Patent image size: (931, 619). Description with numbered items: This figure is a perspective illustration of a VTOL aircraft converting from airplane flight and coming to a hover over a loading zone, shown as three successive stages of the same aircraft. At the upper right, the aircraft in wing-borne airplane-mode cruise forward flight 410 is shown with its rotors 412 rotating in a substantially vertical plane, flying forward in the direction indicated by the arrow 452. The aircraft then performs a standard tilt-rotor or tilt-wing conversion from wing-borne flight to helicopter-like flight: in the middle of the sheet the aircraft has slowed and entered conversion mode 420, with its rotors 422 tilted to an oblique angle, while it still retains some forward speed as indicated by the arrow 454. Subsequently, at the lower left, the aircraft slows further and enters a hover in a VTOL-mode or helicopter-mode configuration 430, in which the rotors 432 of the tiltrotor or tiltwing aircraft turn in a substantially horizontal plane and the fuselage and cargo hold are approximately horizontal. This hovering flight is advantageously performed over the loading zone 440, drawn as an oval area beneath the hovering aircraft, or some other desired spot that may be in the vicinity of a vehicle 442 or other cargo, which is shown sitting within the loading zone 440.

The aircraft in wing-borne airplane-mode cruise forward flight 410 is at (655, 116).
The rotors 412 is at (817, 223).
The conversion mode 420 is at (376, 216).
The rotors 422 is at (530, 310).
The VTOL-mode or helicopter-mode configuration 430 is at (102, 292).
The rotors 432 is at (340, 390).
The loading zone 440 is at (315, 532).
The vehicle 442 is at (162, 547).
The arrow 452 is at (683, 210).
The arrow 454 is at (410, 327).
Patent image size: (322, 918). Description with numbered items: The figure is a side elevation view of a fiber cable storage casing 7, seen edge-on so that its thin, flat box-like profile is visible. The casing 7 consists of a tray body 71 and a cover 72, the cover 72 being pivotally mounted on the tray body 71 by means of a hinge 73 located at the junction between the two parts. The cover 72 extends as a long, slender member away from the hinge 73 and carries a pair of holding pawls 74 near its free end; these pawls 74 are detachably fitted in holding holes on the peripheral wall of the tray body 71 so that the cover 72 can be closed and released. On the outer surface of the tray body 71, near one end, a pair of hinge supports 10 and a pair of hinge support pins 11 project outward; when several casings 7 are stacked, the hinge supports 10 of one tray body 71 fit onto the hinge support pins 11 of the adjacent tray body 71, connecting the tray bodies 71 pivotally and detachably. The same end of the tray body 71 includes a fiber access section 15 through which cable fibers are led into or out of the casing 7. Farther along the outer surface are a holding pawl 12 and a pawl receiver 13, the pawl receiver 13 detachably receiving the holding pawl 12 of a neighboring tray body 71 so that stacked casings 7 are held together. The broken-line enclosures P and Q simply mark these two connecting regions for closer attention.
·····
Task requirements.
Revise the records above by changing "Description with numbered items" to "Caption with numbered parts" wherever it occurs, and reproduce every line with nothing else altered.

Complete answer.
Patent image size: (931, 619). Caption with numbered parts: This figure is a perspective illustration of a VTOL aircraft converting from airplane flight and coming to a hover over a loading zone, shown as three successive stages of the same aircraft. At the upper right, the aircraft in wing-borne airplane-mode cruise forward flight 410 is shown with its rotors 412 rotating in a substantially vertical plane, flying forward in the direction indicated by the arrow 452. The aircraft then performs a standard tilt-rotor or tilt-wing conversion from wing-borne flight to helicopter-like flight: in the middle of the sheet the aircraft has slowed and entered conversion mode 420, with its rotors 422 tilted to an oblique angle, while it still retains some forward speed as indicated by the arrow 454. Subsequently, at the lower left, the aircraft slows further and enters a hover in a VTOL-mode or helicopter-mode configuration 430, in which the rotors 432 of the tiltrotor or tiltwing aircraft turn in a substantially horizontal plane and the fuselage and cargo hold are approximately horizontal. This hovering flight is advantageously performed over the loading zone 440, drawn as an oval area beneath the hovering aircraft, or some other desired spot that may be in the vicinity of a vehicle 442 or other cargo, which is shown sitting within the loading zone 440.

The aircraft in wing-borne airplane-mode cruise forward flight 410 is at (655, 116).
The rotors 412 is at (817, 223).
The conversion mode 420 is at (376, 216).
The rotors 422 is at (530, 310).
The VTOL-mode or helicopter-mode configuration 430 is at (102, 292).
The rotors 432 is at (340, 390).
The loading zone 440 is at (315, 532).
The vehicle 442 is at (162, 547).
The arrow 452 is at (683, 210).
The arrow 454 is at (410, 327).
Patent image size: (322, 918). Caption with numbered parts: The figure is a side elevation view of a fiber cable storage casing 7, seen edge-on so that its thin, flat box-like profile is visible. The casing 7 consists of a tray body 71 and a cover 72, the cover 72 being pivotally mounted on the tray body 71 by means of a hinge 73 located at the junction between the two parts. The cover 72 extends as a long, slender member away from the hinge 73 and carries a pair of holding pawls 74 near its free end; these pawls 74 are detachably fitted in holding holes on the peripheral wall of the tray body 71 so that the cover 72 can be closed and released. On the outer surface of the tray body 71, near one end, a pair of hinge supports 10 and a pair of hinge support pins 11 project outward; when several casings 7 are stacked, the hinge supports 10 of one tray body 71 fit onto the hinge support pins 11 of the adjacent tray body 71, connecting the tray bodies 71 pivotally and detachably. The same end of the tray body 71 includes a fiber access section 15 through which cable fibers are led into or out of the casing 7. Farther along the outer surface are a holding pawl 12 and a pawl receiver 13, the pawl receiver 13 detachably receiving the holding pawl 12 of a neighboring tray body 71 so that stacked casings 7 are held together. The broken-line enclosures P and Q simply mark these two connecting regions for closer attention.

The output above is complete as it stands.